Requirements.
Using the entries that follow, collect the lines where the word "text" appears.

Information shown.
§ §

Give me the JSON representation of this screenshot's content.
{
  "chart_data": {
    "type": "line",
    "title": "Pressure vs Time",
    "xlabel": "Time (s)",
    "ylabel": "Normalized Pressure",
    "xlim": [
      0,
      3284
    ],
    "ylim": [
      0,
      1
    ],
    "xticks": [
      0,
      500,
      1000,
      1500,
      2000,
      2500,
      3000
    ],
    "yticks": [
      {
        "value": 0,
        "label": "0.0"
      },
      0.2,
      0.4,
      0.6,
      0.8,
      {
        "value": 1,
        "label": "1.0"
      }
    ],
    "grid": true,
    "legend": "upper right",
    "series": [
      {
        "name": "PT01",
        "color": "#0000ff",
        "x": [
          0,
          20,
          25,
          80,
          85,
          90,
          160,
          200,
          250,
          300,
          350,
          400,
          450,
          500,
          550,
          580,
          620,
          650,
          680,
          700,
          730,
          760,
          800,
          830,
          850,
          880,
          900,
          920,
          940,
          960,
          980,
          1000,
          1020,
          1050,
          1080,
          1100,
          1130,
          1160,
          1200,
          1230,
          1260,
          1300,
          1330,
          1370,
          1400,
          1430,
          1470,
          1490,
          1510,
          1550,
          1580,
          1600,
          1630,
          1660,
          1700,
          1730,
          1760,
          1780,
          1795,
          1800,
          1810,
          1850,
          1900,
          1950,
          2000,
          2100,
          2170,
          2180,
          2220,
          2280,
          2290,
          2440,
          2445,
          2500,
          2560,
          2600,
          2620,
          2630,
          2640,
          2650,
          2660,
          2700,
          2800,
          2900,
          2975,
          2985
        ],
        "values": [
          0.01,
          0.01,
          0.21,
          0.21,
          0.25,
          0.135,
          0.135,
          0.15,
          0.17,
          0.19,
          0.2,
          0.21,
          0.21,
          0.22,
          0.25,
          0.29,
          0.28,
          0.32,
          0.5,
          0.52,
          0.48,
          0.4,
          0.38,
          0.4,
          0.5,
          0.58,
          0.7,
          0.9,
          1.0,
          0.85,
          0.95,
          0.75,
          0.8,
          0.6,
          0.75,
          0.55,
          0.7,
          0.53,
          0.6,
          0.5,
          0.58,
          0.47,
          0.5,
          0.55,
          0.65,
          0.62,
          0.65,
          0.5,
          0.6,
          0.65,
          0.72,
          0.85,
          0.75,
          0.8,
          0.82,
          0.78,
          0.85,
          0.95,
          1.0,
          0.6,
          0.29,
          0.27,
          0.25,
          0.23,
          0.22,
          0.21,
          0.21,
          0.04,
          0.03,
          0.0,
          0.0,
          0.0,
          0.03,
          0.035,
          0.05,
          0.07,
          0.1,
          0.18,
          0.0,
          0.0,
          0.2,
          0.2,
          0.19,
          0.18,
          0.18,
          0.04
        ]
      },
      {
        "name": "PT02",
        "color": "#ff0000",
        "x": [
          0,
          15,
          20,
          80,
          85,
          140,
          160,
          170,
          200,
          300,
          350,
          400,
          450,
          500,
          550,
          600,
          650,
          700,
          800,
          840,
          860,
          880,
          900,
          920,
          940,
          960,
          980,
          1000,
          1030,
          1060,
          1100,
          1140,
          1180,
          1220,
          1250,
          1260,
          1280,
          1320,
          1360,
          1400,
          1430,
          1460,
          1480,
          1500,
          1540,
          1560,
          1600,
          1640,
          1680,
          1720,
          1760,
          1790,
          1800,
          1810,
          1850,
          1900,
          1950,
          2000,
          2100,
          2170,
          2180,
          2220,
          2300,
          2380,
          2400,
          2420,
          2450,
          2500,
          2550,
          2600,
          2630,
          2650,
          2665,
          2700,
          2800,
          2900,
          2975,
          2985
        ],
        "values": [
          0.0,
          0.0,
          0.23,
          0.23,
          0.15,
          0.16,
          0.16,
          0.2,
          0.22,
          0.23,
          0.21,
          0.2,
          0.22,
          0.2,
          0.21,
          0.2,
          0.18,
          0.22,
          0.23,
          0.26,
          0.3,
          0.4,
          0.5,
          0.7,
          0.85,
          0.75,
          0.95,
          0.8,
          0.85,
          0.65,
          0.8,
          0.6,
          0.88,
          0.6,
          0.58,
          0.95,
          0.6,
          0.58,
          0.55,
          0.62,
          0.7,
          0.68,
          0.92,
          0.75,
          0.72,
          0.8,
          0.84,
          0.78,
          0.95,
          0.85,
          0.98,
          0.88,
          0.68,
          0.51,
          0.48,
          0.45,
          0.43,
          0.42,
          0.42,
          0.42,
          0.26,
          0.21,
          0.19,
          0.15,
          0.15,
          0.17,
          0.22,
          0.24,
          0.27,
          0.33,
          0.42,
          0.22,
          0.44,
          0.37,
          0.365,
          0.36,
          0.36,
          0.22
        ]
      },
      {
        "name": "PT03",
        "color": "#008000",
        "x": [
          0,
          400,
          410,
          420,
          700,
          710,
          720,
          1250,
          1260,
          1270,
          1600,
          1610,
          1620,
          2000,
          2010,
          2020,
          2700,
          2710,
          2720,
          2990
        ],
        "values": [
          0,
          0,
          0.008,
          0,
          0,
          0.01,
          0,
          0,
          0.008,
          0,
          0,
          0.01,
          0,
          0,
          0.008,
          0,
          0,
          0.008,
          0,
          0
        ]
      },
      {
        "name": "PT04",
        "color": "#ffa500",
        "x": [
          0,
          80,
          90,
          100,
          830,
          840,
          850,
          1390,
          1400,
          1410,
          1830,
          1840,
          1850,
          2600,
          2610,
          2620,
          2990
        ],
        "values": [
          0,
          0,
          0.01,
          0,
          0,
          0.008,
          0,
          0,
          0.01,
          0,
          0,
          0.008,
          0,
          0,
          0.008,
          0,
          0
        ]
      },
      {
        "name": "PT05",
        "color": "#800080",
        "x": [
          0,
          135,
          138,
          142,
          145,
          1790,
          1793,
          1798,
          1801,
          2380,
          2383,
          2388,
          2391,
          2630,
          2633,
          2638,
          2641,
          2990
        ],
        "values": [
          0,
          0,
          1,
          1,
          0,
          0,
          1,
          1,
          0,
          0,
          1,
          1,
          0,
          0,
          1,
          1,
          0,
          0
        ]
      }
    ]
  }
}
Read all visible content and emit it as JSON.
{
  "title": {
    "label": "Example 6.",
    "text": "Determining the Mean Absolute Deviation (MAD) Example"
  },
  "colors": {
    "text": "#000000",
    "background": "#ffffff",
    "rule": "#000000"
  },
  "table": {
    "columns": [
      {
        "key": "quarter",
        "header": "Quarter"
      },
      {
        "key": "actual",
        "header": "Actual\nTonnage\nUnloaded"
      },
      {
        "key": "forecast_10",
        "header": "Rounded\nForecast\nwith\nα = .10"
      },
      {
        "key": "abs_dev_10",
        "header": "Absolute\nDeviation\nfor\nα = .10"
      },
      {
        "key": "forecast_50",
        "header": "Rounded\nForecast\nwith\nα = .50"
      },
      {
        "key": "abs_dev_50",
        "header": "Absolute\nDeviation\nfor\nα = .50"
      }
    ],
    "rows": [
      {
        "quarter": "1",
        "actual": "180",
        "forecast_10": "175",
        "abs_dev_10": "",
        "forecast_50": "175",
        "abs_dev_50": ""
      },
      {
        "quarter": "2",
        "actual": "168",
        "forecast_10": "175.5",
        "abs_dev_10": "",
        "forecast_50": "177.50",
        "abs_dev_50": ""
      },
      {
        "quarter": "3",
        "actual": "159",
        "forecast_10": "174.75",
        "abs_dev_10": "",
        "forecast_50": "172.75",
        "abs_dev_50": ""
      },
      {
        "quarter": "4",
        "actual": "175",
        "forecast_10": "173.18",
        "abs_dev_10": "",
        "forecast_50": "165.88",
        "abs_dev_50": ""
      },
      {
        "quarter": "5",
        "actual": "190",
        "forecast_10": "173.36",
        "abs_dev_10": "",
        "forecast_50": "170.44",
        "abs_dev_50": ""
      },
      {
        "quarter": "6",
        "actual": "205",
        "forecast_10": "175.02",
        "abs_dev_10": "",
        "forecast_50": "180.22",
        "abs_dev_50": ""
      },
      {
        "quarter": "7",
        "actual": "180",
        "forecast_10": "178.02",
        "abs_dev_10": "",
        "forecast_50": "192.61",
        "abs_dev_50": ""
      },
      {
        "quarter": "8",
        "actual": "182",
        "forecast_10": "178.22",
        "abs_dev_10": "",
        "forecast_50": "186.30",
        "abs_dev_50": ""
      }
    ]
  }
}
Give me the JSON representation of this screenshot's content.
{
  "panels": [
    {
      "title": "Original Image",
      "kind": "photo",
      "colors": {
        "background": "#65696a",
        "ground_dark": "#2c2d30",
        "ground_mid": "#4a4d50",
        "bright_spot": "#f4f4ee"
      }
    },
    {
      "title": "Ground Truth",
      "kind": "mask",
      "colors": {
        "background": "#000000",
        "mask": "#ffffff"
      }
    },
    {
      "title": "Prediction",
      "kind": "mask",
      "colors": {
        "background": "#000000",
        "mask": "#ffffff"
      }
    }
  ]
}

§ §

Completed exercise.
    "text": "Determining the Mean Absolute Deviation (MAD) Example"
    "text": "#000000",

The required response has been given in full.